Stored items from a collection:
**********
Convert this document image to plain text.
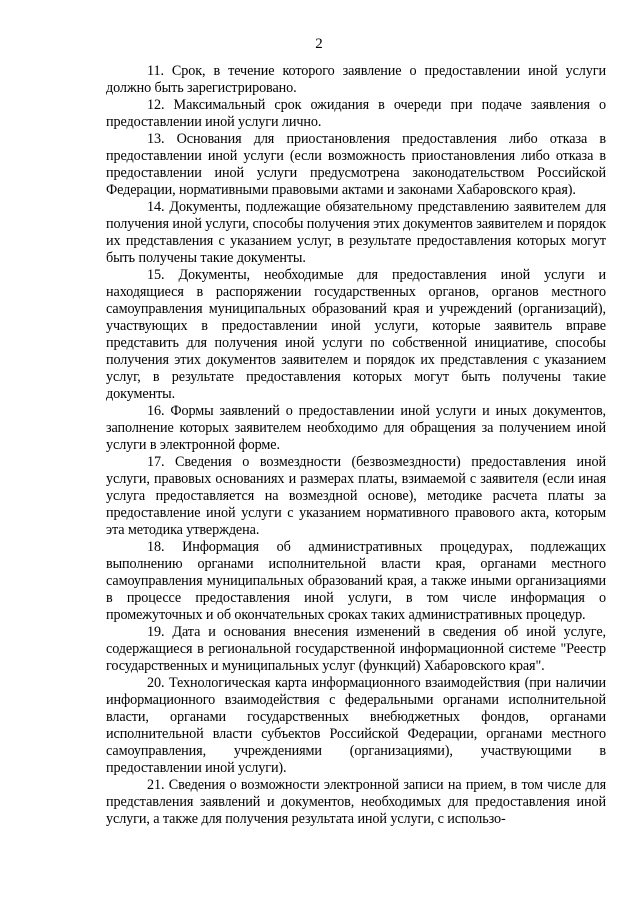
2

11. Срок, в течение которого заявление о предоставлении иной услуги должно быть зарегистрировано.

12. Максимальный срок ожидания в очереди при подаче заявления о предоставлении иной услуги лично.

13. Основания для приостановления предоставления либо отказа в предоставлении иной услуги (если возможность приостановления либо отказа в предоставлении иной услуги предусмотрена законодательством Российской Федерации, нормативными правовыми актами и законами Хабаровского края).

14. Документы, подлежащие обязательному представлению заявителем для получения иной услуги, способы получения этих документов заявителем и порядок их представления с указанием услуг, в результате предоставления которых могут быть получены такие документы.

15. Документы, необходимые для предоставления иной услуги и находящиеся в распоряжении государственных органов, органов местного самоуправления муниципальных образований края и учреждений (организаций), участвующих в предоставлении иной услуги, которые заявитель вправе представить для получения иной услуги по собственной инициативе, способы получения этих документов заявителем и порядок их представления с указанием услуг, в результате предоставления которых могут быть получены такие документы.

16. Формы заявлений о предоставлении иной услуги и иных документов, заполнение которых заявителем необходимо для обращения за получением иной услуги в электронной форме.

17. Сведения о возмездности (безвозмездности) предоставления иной услуги, правовых основаниях и размерах платы, взимаемой с заявителя (если иная услуга предоставляется на возмездной основе), методике расчета платы за предоставление иной услуги с указанием нормативного правового акта, которым эта методика утверждена.

18. Информация об административных процедурах, подлежащих выполнению органами исполнительной власти края, органами местного самоуправления муниципальных образований края, а также иными организациями в процессе предоставления иной услуги, в том числе информация о промежуточных и об окончательных сроках таких административных процедур.

19. Дата и основания внесения изменений в сведения об иной услуге, содержащиеся в региональной государственной информационной системе "Реестр государственных и муниципальных услуг (функций) Хабаровского края".

20. Технологическая карта информационного взаимодействия (при наличии информационного взаимодействия с федеральными органами исполнительной власти, органами государственных внебюджетных фондов, органами исполнительной власти субъектов Российской Федерации, органами местного самоуправления, учреждениями (организациями), участвующими в предоставлении иной услуги).

21. Сведения о возможности электронной записи на прием, в том числе для представления заявлений и документов, необходимых для предоставления иной услуги, а также для получения результата иной услуги, с использо-
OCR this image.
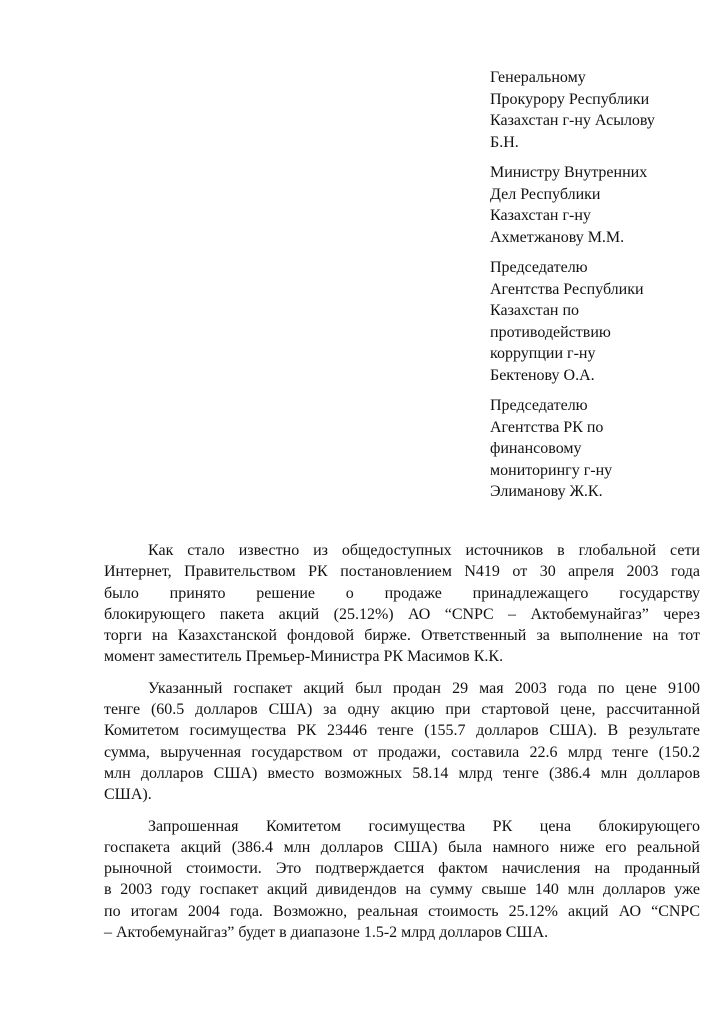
Генеральному
Прокурору Республики
Казахстан г-ну Асылову
Б.Н.
Министру Внутренних
Дел Республики
Казахстан г-ну
Ахметжанову М.М.
Председателю
Агентства Республики
Казахстан по
противодействию
коррупции г-ну
Бектенову О.А.
Председателю
Агентства РК по
финансовому
мониторингу г-ну
Элиманову Ж.К.
Как стало известно из общедоступных источников в глобальной сети
Интернет, Правительством РК постановлением N419 от 30 апреля 2003 года
было принято решение о продаже принадлежащего государству
блокирующего пакета акций (25.12%) АО “CNPC – Актобемунайгаз” через
торги на Казахстанской фондовой бирже. Ответственный за выполнение на тот
момент заместитель Премьер-Министра РК Масимов К.К.
Указанный госпакет акций был продан 29 мая 2003 года по цене 9100
тенге (60.5 долларов США) за одну акцию при стартовой цене, рассчитанной
Комитетом госимущества РК 23446 тенге (155.7 долларов США). В результате
сумма, вырученная государством от продажи, составила 22.6 млрд тенге (150.2
млн долларов США) вместо возможных 58.14 млрд тенге (386.4 млн долларов
США).
Запрошенная Комитетом госимущества РК цена блокирующего
госпакета акций (386.4 млн долларов США) была намного ниже его реальной
рыночной стоимости. Это подтверждается фактом начисления на проданный
в 2003 году госпакет акций дивидендов на сумму свыше 140 млн долларов уже
по итогам 2004 года. Возможно, реальная стоимость 25.12% акций АО “CNPC
– Актобемунайгаз” будет в диапазоне 1.5-2 млрд долларов США.
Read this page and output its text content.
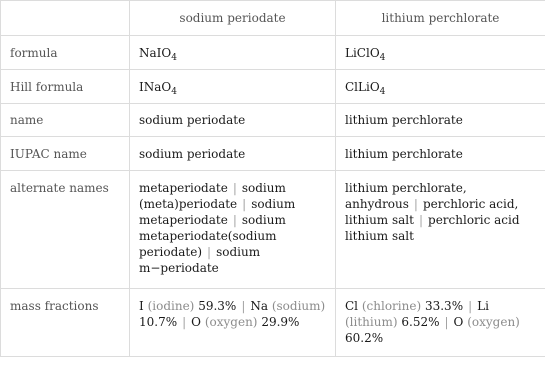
	sodium periodate	lithium perchlorate
formula	NaIO$_4$	LiClO$_4$
Hill formula	INaO$_4$	ClLiO$_4$
name	sodium periodate	lithium perchlorate
IUPAC name	sodium periodate	lithium perchlorate
alternate names	metaperiodate | sodium (meta)periodate | sodium metaperiodate | sodium metaperiodate(sodium periodate) | sodium m−periodate	lithium perchlorate, anhydrous | perchloric acid, lithium salt | perchloric acid lithium salt
mass fractions	I (iodine) 59.3% | Na (sodium) 10.7% | O (oxygen) 29.9%	Cl (chlorine) 33.3% | Li (lithium) 6.52% | O (oxygen) 60.2%
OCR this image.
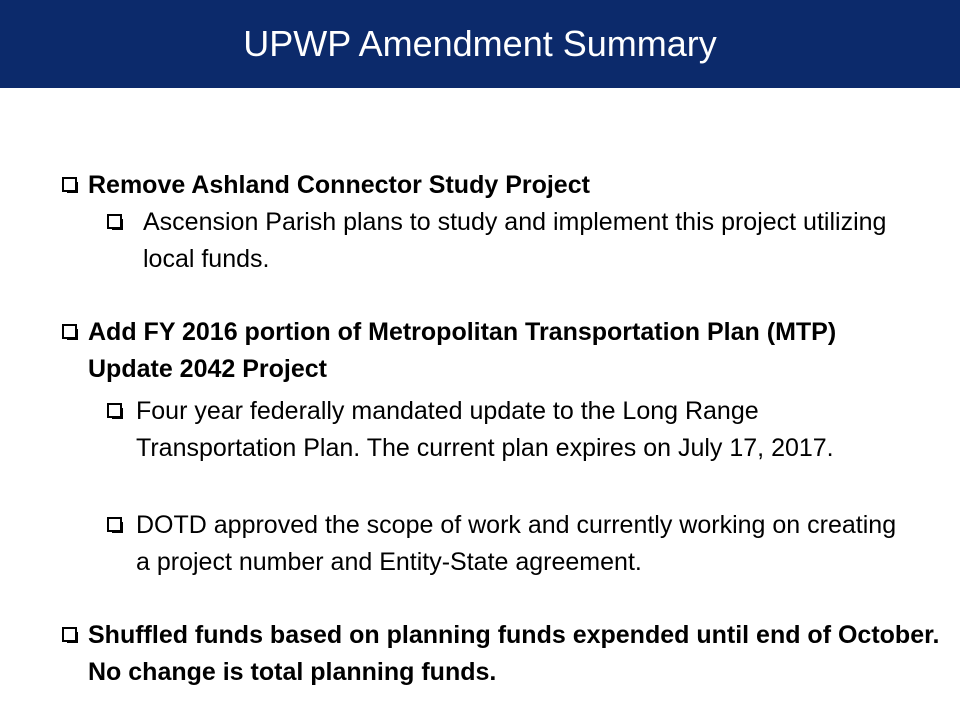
UPWP Amendment Summary
Remove Ashland Connector Study Project
Ascension Parish plans to study and implement this project utilizing local funds.
Add FY 2016 portion of Metropolitan Transportation Plan (MTP) Update 2042 Project
Four year federally mandated update to the Long Range Transportation Plan. The current plan expires on July 17, 2017.
DOTD approved the scope of work and currently working on creating a project number and Entity-State agreement.
Shuffled funds based on planning funds expended until end of October. No change is total planning funds.
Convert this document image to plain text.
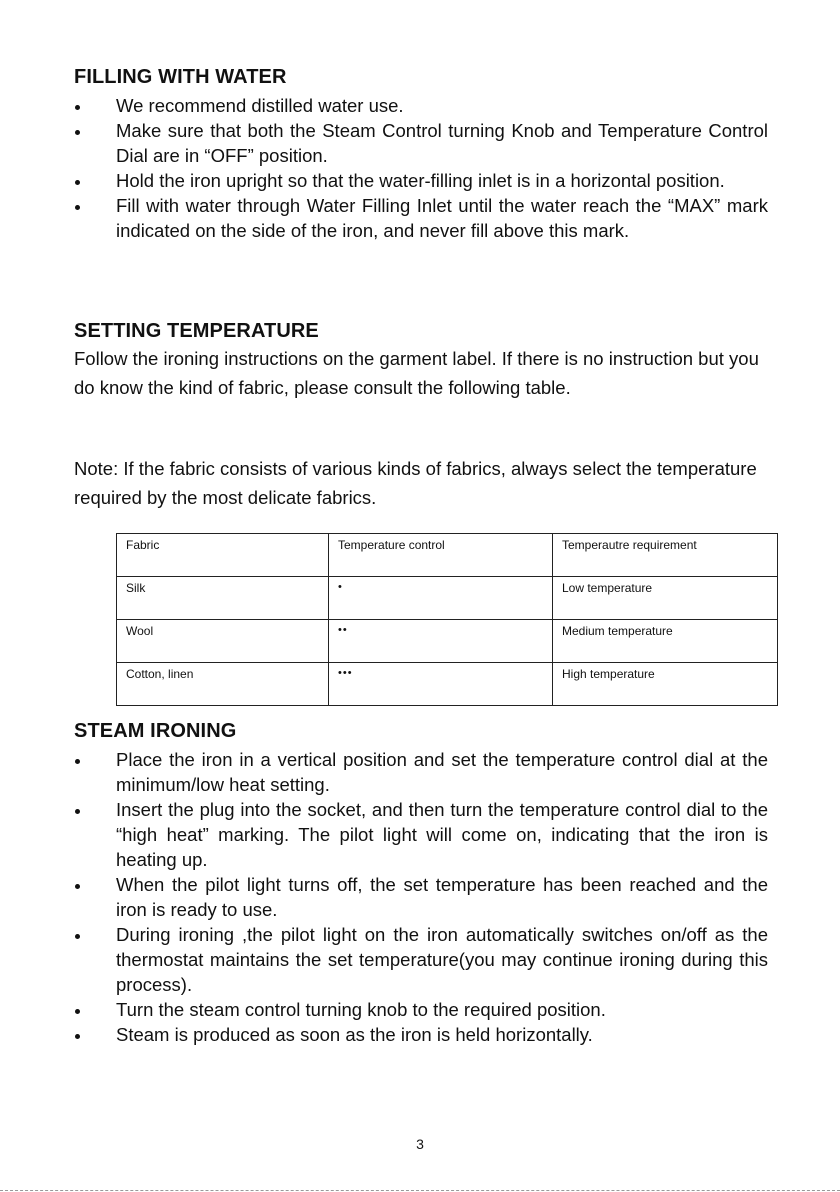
FILLING WITH WATER
We recommend distilled water use.
Make sure that both the Steam Control turning Knob and Temperature Control Dial are in “OFF” position.
Hold the iron upright so that the water-filling inlet is in a horizontal position.
Fill with water through Water Filling Inlet until the water reach the “MAX” mark indicated on the side of the iron, and never fill above this mark.
SETTING TEMPERATURE

Follow the ironing instructions on the garment label. If there is no instruction but you do know the kind of fabric, please consult the following table.

Note: If the fabric consists of various kinds of fabrics, always select the temperature required by the most delicate fabrics.

Fabric	Temperature control	Temperautre requirement
Silk	•	Low temperature
Wool	••	Medium temperature
Cotton, linen	•••	High temperature
STEAM IRONING
Place the iron in a vertical position and set the temperature control dial at the minimum/low heat setting.
Insert the plug into the socket, and then turn the temperature control dial to the “high heat” marking. The pilot light will come on, indicating that the iron is heating up.
When the pilot light turns off, the set temperature has been reached and the iron is ready to use.
During ironing ,the pilot light on the iron automatically switches on/off as the thermostat maintains the set temperature(you may continue ironing during this process).
Turn the steam control turning knob to the required position.
Steam is produced as soon as the iron is held horizontally.
3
**********
Write out every line of the preceding listing that contains "this".

Convert this document image to plain text.
OCR this image.
Read this page and output its text content.
OCR this image.
Ascension Parish plans to study and implement this project utilizing local funds.
Convert this document image to plain text.
Fill with water through Water Filling Inlet until the water reach the “MAX” mark indicated on the side of the iron, and never fill above this mark.
During ironing ,the pilot light on the iron automatically switches on/off as the thermostat maintains the set temperature(you may continue ironing during this process).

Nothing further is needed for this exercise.